WHAT TO DO:
Go through the listing and pick out each line with the word "this" in it.

TASK INPUTS:
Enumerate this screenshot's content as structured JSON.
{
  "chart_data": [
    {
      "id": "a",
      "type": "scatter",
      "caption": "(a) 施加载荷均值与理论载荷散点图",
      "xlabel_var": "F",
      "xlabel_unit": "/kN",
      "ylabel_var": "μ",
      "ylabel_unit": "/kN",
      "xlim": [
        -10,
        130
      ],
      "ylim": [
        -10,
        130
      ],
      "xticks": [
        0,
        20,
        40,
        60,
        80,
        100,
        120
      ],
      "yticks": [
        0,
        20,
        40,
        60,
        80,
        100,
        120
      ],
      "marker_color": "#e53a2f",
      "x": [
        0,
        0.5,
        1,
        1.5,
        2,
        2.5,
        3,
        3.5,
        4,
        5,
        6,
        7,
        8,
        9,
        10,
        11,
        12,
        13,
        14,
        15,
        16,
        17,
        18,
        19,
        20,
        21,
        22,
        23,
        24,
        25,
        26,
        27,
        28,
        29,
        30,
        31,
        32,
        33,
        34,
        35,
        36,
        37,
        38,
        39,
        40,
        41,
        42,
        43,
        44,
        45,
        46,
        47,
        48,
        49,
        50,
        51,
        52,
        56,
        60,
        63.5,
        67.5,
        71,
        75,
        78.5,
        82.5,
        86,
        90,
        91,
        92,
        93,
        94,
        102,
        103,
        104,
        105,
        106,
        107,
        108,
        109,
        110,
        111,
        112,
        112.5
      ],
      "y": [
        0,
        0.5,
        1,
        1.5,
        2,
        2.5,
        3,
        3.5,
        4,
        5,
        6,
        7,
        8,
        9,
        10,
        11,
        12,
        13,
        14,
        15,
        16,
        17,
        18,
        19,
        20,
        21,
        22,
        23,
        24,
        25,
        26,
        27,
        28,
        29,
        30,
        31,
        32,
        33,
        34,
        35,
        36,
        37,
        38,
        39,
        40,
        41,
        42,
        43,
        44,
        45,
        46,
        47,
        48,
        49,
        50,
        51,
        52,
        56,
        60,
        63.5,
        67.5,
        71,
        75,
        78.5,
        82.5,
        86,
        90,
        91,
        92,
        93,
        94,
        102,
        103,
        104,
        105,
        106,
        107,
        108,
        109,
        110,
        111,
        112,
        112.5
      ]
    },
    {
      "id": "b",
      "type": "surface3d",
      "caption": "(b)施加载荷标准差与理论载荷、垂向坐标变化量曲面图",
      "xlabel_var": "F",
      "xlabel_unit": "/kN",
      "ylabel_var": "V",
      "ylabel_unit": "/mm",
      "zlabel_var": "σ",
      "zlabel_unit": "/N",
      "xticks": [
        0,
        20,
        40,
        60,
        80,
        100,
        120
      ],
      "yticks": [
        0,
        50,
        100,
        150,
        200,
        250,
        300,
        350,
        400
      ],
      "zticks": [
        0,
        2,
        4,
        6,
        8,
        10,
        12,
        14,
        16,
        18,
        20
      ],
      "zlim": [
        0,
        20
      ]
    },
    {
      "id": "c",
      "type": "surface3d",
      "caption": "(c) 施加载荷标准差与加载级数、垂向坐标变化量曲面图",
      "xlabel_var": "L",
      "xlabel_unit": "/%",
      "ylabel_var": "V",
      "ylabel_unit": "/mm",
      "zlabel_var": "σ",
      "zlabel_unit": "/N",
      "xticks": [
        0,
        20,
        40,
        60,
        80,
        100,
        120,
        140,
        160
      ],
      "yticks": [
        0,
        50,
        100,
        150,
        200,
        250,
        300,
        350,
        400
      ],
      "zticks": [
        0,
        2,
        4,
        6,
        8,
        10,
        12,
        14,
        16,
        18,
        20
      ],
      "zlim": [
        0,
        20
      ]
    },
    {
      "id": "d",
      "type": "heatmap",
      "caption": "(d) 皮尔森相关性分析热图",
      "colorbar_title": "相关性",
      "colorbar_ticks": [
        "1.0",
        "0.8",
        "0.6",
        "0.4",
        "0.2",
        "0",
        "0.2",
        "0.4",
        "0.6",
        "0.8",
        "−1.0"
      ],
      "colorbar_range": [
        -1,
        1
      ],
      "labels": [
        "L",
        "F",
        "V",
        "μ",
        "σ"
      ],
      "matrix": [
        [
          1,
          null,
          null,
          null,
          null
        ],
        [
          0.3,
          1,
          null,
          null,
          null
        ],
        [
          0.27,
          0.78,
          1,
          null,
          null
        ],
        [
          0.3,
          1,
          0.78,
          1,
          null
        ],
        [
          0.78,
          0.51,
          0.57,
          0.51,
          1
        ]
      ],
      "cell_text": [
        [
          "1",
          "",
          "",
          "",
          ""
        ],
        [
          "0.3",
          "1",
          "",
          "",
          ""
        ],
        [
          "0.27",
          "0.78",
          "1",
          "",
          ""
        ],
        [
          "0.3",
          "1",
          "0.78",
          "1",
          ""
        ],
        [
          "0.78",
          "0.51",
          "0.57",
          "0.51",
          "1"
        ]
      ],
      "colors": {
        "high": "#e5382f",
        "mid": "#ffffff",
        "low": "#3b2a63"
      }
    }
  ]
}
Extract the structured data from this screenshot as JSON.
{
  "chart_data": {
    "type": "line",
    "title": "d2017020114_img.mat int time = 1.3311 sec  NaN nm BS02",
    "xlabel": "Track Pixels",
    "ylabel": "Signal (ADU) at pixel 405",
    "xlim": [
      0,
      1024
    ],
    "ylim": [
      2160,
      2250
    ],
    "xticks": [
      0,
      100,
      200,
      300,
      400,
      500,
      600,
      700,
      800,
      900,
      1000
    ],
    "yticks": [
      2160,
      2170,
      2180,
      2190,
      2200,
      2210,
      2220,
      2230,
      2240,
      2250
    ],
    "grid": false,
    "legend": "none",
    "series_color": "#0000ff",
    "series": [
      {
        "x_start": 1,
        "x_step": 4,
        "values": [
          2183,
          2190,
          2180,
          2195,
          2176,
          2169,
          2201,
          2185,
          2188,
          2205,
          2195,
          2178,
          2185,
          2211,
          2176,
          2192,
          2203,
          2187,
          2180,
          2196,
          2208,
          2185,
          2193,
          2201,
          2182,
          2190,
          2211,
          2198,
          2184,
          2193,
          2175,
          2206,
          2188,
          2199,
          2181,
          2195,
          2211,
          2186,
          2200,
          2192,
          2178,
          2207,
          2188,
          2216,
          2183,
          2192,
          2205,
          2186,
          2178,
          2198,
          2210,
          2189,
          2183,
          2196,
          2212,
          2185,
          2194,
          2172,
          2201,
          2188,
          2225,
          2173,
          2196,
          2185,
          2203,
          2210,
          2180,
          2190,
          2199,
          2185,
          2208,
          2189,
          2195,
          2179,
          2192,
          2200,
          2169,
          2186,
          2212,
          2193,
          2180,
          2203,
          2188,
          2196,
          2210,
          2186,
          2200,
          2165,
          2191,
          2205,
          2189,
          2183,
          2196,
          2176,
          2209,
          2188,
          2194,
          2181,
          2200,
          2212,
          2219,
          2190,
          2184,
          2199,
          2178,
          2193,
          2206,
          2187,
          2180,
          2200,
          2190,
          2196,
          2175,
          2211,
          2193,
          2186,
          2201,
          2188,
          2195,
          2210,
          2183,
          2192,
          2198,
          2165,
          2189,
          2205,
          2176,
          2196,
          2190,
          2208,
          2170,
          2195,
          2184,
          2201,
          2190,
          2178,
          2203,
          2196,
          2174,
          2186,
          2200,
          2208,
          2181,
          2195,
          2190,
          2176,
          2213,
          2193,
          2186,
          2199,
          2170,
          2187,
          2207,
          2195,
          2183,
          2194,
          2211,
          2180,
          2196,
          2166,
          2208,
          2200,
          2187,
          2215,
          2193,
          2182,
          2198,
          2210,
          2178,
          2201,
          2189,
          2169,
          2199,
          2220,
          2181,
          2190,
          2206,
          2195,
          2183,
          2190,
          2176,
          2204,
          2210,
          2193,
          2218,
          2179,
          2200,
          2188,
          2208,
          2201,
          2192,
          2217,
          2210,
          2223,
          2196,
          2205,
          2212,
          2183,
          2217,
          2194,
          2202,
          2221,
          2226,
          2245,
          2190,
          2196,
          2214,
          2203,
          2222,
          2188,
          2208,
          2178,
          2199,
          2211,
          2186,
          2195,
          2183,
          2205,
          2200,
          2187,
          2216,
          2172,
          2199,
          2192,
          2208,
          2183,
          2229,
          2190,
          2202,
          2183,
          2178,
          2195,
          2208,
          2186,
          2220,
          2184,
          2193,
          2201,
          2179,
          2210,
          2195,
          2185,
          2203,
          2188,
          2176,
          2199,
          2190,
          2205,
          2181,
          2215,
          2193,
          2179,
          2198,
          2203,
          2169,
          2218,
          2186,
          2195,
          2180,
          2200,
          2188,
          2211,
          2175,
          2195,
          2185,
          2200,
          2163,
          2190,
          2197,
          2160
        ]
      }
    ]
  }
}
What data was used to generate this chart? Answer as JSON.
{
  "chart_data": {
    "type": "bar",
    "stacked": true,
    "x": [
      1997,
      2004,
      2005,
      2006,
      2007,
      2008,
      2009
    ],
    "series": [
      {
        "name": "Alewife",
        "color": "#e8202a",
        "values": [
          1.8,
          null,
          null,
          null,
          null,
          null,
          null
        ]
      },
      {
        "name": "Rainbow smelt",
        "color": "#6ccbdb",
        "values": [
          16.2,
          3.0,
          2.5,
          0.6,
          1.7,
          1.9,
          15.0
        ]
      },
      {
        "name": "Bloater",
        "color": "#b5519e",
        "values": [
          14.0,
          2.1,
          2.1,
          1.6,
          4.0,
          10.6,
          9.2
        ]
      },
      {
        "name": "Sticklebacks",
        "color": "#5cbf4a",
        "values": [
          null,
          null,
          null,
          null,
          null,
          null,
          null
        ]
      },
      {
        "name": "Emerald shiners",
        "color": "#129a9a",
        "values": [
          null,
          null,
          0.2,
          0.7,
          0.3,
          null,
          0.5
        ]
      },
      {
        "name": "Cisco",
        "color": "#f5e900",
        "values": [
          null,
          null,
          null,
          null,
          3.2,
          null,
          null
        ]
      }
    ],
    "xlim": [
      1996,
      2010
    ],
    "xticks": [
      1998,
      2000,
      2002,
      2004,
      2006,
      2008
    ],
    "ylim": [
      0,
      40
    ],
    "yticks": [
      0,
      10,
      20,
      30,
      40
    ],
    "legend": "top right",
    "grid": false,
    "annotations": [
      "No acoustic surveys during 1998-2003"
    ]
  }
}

EXERCISE ANSWER:
Enumerate this screenshot's content as structured JSON.
Extract the structured data from this screenshot as JSON.
What data was used to generate this chart? Answer as JSON.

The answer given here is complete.